Task prompt: Look through the records below and collect all lines that hold the string "will".

>>>>>

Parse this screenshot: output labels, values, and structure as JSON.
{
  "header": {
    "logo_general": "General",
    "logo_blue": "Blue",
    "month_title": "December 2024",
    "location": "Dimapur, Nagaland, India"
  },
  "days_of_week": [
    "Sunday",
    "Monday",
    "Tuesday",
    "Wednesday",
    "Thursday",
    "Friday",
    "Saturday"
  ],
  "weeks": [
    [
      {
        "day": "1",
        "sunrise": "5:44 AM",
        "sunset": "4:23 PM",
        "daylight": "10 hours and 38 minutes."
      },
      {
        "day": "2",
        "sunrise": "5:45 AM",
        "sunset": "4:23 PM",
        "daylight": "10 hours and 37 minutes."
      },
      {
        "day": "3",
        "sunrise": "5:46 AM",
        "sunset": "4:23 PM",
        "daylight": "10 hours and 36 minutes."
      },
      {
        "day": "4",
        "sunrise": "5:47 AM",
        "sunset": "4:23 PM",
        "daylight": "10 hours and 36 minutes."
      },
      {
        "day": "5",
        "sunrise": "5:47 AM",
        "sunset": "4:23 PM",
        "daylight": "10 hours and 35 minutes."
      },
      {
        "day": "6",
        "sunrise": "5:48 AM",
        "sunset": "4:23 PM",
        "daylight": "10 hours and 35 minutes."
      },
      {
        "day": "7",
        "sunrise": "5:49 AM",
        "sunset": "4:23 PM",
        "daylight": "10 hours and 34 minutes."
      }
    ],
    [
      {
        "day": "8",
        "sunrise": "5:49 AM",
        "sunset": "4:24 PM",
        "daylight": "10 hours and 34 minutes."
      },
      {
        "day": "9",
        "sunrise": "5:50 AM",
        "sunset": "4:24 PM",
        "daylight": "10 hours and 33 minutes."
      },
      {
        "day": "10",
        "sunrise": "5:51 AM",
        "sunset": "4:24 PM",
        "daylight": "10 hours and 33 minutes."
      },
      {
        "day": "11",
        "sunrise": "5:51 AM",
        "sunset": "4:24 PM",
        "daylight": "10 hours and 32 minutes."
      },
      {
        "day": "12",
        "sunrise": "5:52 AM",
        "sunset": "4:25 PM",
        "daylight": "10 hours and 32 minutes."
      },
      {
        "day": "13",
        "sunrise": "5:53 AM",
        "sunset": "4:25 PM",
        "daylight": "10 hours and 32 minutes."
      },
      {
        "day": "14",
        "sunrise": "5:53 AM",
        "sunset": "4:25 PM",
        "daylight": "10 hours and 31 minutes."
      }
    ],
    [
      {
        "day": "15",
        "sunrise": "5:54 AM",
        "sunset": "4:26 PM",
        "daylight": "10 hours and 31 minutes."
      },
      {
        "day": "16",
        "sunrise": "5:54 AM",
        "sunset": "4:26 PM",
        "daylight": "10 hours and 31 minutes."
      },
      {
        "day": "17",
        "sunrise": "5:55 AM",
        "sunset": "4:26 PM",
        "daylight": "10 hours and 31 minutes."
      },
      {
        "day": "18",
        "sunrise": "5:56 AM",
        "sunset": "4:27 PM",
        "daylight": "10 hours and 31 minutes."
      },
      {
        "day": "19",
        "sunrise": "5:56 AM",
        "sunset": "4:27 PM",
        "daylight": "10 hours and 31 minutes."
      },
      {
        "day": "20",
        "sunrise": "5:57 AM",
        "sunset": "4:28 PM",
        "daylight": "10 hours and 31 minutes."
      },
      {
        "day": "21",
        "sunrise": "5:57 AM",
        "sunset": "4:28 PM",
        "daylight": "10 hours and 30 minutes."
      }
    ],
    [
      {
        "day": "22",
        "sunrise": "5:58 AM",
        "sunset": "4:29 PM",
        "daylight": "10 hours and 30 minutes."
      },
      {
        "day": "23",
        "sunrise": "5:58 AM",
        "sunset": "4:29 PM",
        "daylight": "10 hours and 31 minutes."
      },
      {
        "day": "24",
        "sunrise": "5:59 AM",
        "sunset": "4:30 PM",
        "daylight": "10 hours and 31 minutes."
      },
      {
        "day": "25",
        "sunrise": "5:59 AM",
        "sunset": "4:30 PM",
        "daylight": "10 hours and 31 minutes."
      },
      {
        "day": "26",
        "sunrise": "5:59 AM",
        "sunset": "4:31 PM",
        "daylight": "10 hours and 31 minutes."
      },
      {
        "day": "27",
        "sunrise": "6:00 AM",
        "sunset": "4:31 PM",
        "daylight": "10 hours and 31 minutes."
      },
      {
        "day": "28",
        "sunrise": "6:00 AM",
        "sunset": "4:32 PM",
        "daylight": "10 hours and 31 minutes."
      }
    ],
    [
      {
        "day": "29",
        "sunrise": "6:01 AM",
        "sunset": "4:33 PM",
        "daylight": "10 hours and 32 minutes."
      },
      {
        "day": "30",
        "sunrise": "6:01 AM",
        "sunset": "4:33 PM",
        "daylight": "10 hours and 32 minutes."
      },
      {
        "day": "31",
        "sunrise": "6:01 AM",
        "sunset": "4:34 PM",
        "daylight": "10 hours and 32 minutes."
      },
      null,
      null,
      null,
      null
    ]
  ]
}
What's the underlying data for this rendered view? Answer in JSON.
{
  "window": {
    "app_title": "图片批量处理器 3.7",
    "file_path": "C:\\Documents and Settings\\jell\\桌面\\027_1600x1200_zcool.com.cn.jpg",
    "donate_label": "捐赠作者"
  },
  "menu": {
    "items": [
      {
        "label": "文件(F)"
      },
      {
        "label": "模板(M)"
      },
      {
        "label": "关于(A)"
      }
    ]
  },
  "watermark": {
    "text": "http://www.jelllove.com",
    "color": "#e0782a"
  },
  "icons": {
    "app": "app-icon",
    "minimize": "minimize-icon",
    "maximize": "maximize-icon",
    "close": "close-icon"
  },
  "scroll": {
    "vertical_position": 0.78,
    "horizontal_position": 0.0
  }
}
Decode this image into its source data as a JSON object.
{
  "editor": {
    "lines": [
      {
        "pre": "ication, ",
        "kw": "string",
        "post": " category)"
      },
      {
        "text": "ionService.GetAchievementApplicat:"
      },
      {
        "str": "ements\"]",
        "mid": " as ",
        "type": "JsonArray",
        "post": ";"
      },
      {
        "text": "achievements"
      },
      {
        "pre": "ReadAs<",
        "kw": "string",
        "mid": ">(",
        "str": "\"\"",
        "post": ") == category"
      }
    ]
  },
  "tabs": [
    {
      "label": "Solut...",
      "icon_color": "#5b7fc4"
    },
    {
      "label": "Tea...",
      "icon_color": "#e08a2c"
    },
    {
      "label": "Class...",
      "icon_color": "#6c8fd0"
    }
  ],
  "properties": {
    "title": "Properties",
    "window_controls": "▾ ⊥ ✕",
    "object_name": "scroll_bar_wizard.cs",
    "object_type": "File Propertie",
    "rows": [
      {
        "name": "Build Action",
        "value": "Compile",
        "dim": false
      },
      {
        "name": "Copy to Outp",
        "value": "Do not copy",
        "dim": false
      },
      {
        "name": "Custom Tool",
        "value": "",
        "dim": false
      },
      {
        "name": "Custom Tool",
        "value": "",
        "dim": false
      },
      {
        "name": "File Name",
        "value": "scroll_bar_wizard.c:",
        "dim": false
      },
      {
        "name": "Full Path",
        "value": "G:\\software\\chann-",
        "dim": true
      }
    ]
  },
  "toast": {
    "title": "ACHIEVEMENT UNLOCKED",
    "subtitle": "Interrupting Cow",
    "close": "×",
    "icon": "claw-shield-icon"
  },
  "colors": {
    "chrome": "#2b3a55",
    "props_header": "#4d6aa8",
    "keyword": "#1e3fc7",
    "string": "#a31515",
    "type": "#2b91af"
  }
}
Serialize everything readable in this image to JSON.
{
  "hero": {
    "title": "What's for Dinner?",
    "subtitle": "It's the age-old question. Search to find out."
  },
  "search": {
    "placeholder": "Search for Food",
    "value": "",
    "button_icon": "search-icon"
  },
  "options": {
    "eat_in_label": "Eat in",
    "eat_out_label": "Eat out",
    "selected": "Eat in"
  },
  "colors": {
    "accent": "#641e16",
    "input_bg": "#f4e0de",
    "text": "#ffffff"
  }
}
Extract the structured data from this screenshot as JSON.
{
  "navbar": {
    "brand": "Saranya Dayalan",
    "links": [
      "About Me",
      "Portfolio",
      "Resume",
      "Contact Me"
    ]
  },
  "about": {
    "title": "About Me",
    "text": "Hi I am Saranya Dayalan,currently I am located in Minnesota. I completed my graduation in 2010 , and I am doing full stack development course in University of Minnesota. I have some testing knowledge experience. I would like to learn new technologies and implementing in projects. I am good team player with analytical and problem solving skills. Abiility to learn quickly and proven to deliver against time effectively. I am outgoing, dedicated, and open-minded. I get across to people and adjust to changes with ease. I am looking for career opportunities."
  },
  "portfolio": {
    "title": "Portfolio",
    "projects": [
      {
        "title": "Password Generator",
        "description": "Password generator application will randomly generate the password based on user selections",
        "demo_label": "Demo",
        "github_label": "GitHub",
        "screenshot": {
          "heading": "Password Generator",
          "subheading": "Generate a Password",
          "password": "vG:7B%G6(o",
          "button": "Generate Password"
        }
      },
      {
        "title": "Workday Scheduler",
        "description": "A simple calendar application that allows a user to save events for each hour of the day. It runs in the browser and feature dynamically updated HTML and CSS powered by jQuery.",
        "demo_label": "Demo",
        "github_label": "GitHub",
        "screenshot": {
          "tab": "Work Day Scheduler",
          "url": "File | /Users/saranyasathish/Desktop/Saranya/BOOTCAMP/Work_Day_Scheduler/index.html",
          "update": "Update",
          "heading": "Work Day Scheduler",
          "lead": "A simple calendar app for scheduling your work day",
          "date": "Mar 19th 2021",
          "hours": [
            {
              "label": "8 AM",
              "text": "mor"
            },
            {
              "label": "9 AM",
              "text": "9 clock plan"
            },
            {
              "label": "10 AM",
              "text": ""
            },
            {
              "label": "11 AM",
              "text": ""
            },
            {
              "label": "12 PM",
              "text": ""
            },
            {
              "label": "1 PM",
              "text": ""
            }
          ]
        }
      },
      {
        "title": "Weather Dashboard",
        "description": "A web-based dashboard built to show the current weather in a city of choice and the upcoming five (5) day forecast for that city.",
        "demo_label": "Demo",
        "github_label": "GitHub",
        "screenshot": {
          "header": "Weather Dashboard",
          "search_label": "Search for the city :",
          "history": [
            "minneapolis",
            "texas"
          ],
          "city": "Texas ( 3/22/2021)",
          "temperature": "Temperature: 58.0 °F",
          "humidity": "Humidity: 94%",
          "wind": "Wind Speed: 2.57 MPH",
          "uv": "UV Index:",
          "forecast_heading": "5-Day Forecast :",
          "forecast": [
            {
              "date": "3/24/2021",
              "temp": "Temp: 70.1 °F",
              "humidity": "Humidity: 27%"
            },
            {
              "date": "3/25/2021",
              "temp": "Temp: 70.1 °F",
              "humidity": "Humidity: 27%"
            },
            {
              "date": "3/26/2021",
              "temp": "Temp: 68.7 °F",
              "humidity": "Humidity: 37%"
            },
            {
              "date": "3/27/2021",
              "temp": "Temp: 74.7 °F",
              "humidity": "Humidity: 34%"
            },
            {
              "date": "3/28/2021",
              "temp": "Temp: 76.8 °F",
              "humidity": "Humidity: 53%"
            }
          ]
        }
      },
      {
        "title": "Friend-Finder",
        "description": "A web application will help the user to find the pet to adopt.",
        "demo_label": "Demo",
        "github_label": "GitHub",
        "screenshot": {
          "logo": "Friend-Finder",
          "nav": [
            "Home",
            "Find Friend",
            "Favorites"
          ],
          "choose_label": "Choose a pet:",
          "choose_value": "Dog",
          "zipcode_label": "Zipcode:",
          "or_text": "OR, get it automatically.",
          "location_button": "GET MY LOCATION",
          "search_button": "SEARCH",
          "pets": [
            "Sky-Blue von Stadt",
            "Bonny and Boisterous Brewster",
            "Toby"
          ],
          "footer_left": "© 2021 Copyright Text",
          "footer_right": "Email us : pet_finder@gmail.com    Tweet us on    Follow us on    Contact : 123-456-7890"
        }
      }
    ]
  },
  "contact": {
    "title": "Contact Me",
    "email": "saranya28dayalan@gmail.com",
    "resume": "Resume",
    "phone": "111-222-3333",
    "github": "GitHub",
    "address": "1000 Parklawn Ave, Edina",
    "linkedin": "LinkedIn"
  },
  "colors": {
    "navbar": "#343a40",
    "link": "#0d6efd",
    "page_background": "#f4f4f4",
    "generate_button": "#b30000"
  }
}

<<<<<

Task output:
        "description": "Password generator application will randomly generate the password based on user selections",
        "description": "A web application will help the user to find the pet to adopt.",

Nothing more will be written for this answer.